Take each line that has the word "Capital" and return it.

> _Data excerpts_:
»»
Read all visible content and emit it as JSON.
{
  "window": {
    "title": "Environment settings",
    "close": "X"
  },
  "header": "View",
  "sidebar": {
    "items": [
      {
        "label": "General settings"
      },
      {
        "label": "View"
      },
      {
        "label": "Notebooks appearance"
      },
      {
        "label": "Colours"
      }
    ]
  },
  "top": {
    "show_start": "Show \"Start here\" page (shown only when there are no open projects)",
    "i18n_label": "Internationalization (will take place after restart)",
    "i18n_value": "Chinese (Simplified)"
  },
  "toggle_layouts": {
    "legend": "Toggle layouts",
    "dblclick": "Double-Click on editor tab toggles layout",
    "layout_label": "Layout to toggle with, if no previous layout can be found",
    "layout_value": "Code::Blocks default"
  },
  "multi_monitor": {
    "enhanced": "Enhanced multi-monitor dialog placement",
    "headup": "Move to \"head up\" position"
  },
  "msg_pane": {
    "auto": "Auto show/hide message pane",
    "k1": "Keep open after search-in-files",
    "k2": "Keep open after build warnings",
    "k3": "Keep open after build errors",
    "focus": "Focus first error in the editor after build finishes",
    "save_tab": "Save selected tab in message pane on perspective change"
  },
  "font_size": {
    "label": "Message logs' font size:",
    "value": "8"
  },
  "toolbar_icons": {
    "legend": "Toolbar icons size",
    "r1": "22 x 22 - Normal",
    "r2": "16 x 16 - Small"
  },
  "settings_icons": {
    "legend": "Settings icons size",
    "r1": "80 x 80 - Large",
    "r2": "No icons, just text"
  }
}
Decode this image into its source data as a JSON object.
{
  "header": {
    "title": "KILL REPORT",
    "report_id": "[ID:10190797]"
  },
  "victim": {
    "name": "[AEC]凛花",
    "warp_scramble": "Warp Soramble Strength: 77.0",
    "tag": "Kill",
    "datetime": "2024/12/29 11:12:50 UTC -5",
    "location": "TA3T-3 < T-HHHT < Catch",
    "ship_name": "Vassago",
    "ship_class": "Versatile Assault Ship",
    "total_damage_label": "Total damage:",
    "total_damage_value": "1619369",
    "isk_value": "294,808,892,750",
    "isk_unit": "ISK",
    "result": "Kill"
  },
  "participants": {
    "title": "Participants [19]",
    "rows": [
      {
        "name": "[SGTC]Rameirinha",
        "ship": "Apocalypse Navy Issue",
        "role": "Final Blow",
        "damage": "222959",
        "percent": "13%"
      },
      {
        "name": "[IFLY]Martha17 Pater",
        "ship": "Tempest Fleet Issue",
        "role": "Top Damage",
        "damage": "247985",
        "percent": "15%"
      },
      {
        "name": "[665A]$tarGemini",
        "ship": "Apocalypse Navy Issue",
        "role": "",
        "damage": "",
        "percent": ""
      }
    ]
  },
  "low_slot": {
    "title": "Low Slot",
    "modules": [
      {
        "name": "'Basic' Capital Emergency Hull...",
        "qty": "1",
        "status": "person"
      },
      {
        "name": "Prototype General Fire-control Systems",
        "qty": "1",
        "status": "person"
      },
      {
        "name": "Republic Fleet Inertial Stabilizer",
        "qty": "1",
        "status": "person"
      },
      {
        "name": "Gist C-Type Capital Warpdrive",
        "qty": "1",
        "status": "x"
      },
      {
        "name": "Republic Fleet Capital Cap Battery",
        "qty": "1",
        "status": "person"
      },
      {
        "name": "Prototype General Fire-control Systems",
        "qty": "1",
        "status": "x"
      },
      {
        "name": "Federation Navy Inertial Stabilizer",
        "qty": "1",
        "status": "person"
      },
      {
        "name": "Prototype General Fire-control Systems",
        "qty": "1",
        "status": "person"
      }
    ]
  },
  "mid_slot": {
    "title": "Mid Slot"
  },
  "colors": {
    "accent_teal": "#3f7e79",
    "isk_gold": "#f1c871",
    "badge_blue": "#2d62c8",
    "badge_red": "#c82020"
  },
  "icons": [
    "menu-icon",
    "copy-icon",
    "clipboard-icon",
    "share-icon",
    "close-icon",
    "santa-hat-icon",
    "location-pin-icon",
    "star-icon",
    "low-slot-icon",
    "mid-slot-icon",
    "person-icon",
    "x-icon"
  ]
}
««
> _Written response_:
        "name": "'Basic' Capital Emergency Hull...",
        "name": "Gist C-Type Capital Warpdrive",
        "name": "Republic Fleet Capital Cap Battery",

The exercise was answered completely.